* **TASK INSTRUCTIONS**:
Copy out every line containing the word "ffffff".
-- START EXTRACTED ENTRIES --
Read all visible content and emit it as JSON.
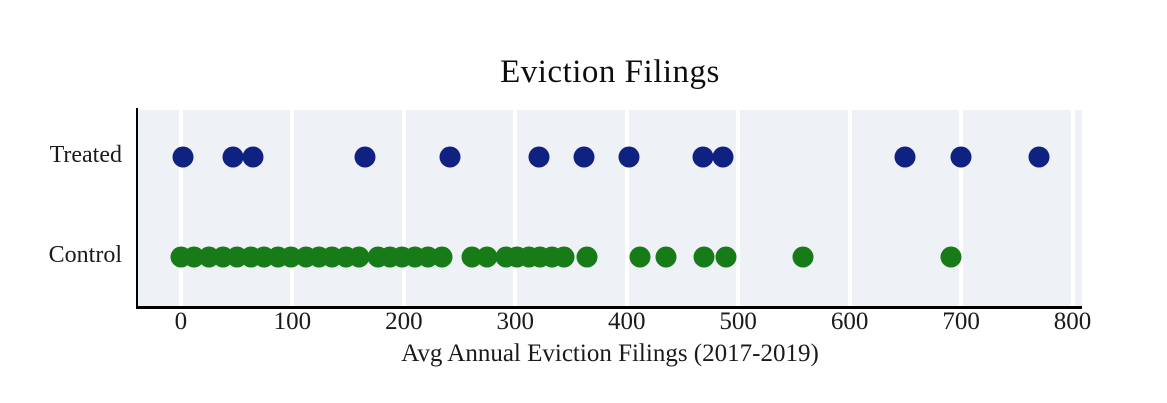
{
  "title": "Eviction Filings",
  "x_axis_label": "Avg Annual Eviction Filings (2017-2019)",
  "colors": {
    "treated": "#0f2181",
    "control": "#177c17",
    "plot_background": "#eef1f5",
    "gridline": "#ffffff",
    "spine": "#000000"
  },
  "chart_data": {
    "type": "scatter",
    "subtype": "strip-plot",
    "title": "Eviction Filings",
    "xlabel": "Avg Annual Eviction Filings (2017-2019)",
    "ylabel": "",
    "categories": [
      "Treated",
      "Control"
    ],
    "row_fractions": [
      0.24,
      0.75
    ],
    "xlim": [
      -38.5,
      808.5
    ],
    "x_ticks": [
      0,
      100,
      200,
      300,
      400,
      500,
      600,
      700,
      800
    ],
    "grid": "vertical-white-on-light-panel",
    "legend": "none",
    "series": [
      {
        "name": "Treated",
        "color": "#0f2181",
        "values": [
          2,
          47,
          65,
          165,
          241,
          321,
          362,
          402,
          468,
          486,
          650,
          700,
          770
        ]
      },
      {
        "name": "Control",
        "color": "#177c17",
        "values": [
          0,
          12,
          25,
          38,
          50,
          63,
          75,
          87,
          99,
          112,
          124,
          136,
          148,
          160,
          177,
          188,
          198,
          210,
          222,
          234,
          261,
          275,
          292,
          302,
          312,
          322,
          333,
          344,
          364,
          412,
          435,
          469,
          489,
          558,
          691
        ]
      }
    ]
  }
}
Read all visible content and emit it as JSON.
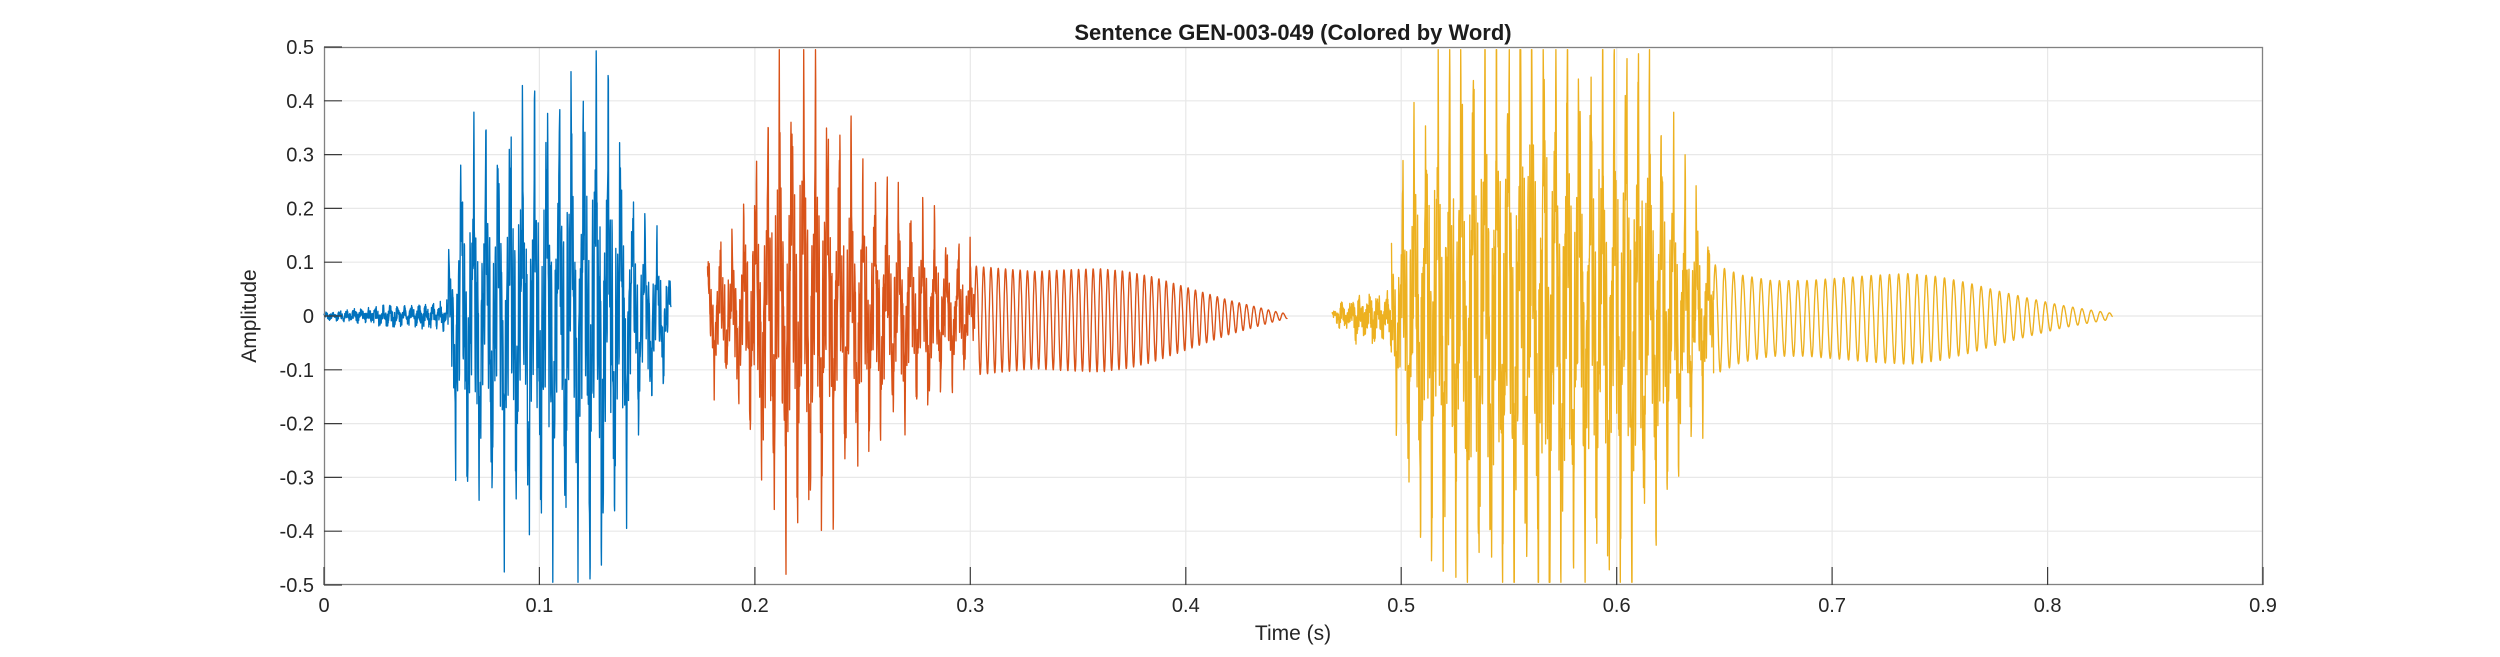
{
  "title": "Sentence GEN-003-049 (Colored by Word)",
  "axes": {
    "xlabel": "Time (s)",
    "ylabel": "Amplitude",
    "xlim": [
      0,
      0.9
    ],
    "ylim": [
      -0.5,
      0.5
    ],
    "xtick_values": [
      0,
      0.1,
      0.2,
      0.3,
      0.4,
      0.5,
      0.6,
      0.7,
      0.8,
      0.9
    ],
    "xtick_labels": [
      "0",
      "0.1",
      "0.2",
      "0.3",
      "0.4",
      "0.5",
      "0.6",
      "0.7",
      "0.8",
      "0.9"
    ],
    "ytick_values": [
      -0.5,
      -0.4,
      -0.3,
      -0.2,
      -0.1,
      0,
      0.1,
      0.2,
      0.3,
      0.4,
      0.5
    ],
    "ytick_labels": [
      "-0.5",
      "-0.4",
      "-0.3",
      "-0.2",
      "-0.1",
      "0",
      "0.1",
      "0.2",
      "0.3",
      "0.4",
      "0.5"
    ],
    "grid": "on"
  },
  "colors": {
    "background": "#ffffff",
    "box": "#818181",
    "tick": "#3b3b3b",
    "grid": "#e8e8e8",
    "label": "#262626",
    "title": "#1c1c1c",
    "word_1": "#0072BD",
    "word_2": "#D95319",
    "word_3": "#EDB120"
  },
  "chart_data": {
    "type": "line",
    "subtype": "audio-waveform",
    "title": "Sentence GEN-003-049 (Colored by Word)",
    "xlabel": "Time (s)",
    "ylabel": "Amplitude",
    "xlim": [
      0,
      0.9
    ],
    "ylim": [
      -0.5,
      0.5
    ],
    "grid": "on",
    "legend": "none",
    "sample_rate_render": 9000,
    "series": [
      {
        "name": "word_1",
        "color": "#0072BD",
        "t_start": 0.0,
        "t_end": 0.161,
        "peak_amplitude": 0.39,
        "min_amplitude": -0.41,
        "parts": [
          {
            "kind": "noise",
            "t0": 0.0,
            "t1": 0.057,
            "f": 300,
            "phase": 0.2,
            "seed": 11,
            "neg": 1.0,
            "env": [
              [
                0.0,
                0.006
              ],
              [
                0.008,
                0.009
              ],
              [
                0.015,
                0.012
              ],
              [
                0.022,
                0.016
              ],
              [
                0.03,
                0.019
              ],
              [
                0.038,
                0.016
              ],
              [
                0.045,
                0.02
              ],
              [
                0.051,
                0.022
              ],
              [
                0.057,
                0.028
              ]
            ]
          },
          {
            "kind": "voiced",
            "t0": 0.057,
            "t1": 0.161,
            "f0": 176,
            "phase": 0.4,
            "seed": 23,
            "neg": 1.06,
            "env": [
              [
                0.057,
                0.05
              ],
              [
                0.06,
                0.18
              ],
              [
                0.064,
                0.27
              ],
              [
                0.07,
                0.26
              ],
              [
                0.078,
                0.28
              ],
              [
                0.088,
                0.3
              ],
              [
                0.098,
                0.31
              ],
              [
                0.108,
                0.35
              ],
              [
                0.118,
                0.33
              ],
              [
                0.124,
                0.38
              ],
              [
                0.129,
                0.39
              ],
              [
                0.134,
                0.31
              ],
              [
                0.14,
                0.24
              ],
              [
                0.146,
                0.17
              ],
              [
                0.152,
                0.13
              ],
              [
                0.157,
                0.11
              ],
              [
                0.161,
                0.06
              ]
            ]
          }
        ]
      },
      {
        "name": "word_2",
        "color": "#D95319",
        "t_start": 0.178,
        "t_end": 0.447,
        "peak_amplitude": 0.4,
        "min_amplitude": -0.36,
        "parts": [
          {
            "kind": "voiced",
            "t0": 0.178,
            "t1": 0.302,
            "f0": 181,
            "phase": 1.1,
            "seed": 37,
            "neg": 0.88,
            "env": [
              [
                0.178,
                0.1
              ],
              [
                0.183,
                0.12
              ],
              [
                0.188,
                0.11
              ],
              [
                0.193,
                0.16
              ],
              [
                0.199,
                0.22
              ],
              [
                0.205,
                0.3
              ],
              [
                0.211,
                0.36
              ],
              [
                0.216,
                0.4
              ],
              [
                0.221,
                0.37
              ],
              [
                0.227,
                0.39
              ],
              [
                0.233,
                0.33
              ],
              [
                0.239,
                0.28
              ],
              [
                0.246,
                0.26
              ],
              [
                0.253,
                0.22
              ],
              [
                0.261,
                0.2
              ],
              [
                0.27,
                0.18
              ],
              [
                0.279,
                0.16
              ],
              [
                0.288,
                0.13
              ],
              [
                0.296,
                0.11
              ],
              [
                0.302,
                0.1
              ]
            ]
          },
          {
            "kind": "tone",
            "t0": 0.302,
            "t1": 0.447,
            "f": 295,
            "phase": 0.0,
            "seed": 41,
            "neg": 1.12,
            "env": [
              [
                0.302,
                0.095
              ],
              [
                0.315,
                0.09
              ],
              [
                0.33,
                0.085
              ],
              [
                0.345,
                0.088
              ],
              [
                0.36,
                0.09
              ],
              [
                0.372,
                0.085
              ],
              [
                0.384,
                0.075
              ],
              [
                0.396,
                0.06
              ],
              [
                0.408,
                0.045
              ],
              [
                0.42,
                0.03
              ],
              [
                0.432,
                0.018
              ],
              [
                0.441,
                0.009
              ],
              [
                0.447,
                0.004
              ]
            ]
          }
        ]
      },
      {
        "name": "word_3",
        "color": "#EDB120",
        "t_start": 0.468,
        "t_end": 0.83,
        "peak_amplitude": 0.48,
        "min_amplitude": -0.47,
        "parts": [
          {
            "kind": "noise",
            "t0": 0.468,
            "t1": 0.4955,
            "f": 240,
            "phase": 0.9,
            "seed": 53,
            "neg": 1.2,
            "env": [
              [
                0.468,
                0.008
              ],
              [
                0.4715,
                0.025
              ],
              [
                0.475,
                0.018
              ],
              [
                0.479,
                0.04
              ],
              [
                0.483,
                0.028
              ],
              [
                0.487,
                0.045
              ],
              [
                0.491,
                0.035
              ],
              [
                0.4955,
                0.05
              ]
            ]
          },
          {
            "kind": "voiced",
            "t0": 0.4955,
            "t1": 0.645,
            "f0": 183,
            "phase": 2.0,
            "seed": 67,
            "neg": 0.97,
            "env": [
              [
                0.4955,
                0.12
              ],
              [
                0.5,
                0.22
              ],
              [
                0.505,
                0.3
              ],
              [
                0.511,
                0.34
              ],
              [
                0.518,
                0.38
              ],
              [
                0.526,
                0.42
              ],
              [
                0.534,
                0.44
              ],
              [
                0.543,
                0.43
              ],
              [
                0.552,
                0.45
              ],
              [
                0.561,
                0.47
              ],
              [
                0.567,
                0.48
              ],
              [
                0.574,
                0.45
              ],
              [
                0.582,
                0.41
              ],
              [
                0.59,
                0.4
              ],
              [
                0.598,
                0.42
              ],
              [
                0.606,
                0.43
              ],
              [
                0.613,
                0.38
              ],
              [
                0.621,
                0.32
              ],
              [
                0.629,
                0.25
              ],
              [
                0.637,
                0.18
              ],
              [
                0.645,
                0.11
              ]
            ]
          },
          {
            "kind": "tone",
            "t0": 0.645,
            "t1": 0.83,
            "f": 235,
            "phase": 0.3,
            "seed": 71,
            "neg": 1.15,
            "env": [
              [
                0.645,
                0.095
              ],
              [
                0.658,
                0.075
              ],
              [
                0.672,
                0.065
              ],
              [
                0.688,
                0.065
              ],
              [
                0.704,
                0.07
              ],
              [
                0.72,
                0.075
              ],
              [
                0.736,
                0.078
              ],
              [
                0.75,
                0.072
              ],
              [
                0.764,
                0.06
              ],
              [
                0.778,
                0.045
              ],
              [
                0.792,
                0.032
              ],
              [
                0.806,
                0.02
              ],
              [
                0.818,
                0.012
              ],
              [
                0.83,
                0.005
              ]
            ]
          }
        ]
      }
    ]
  }
}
-- END EXTRACTED ENTRIES --
* **TASK ANSWER**:
    "gridline": "#ffffff",
    "background": "#ffffff",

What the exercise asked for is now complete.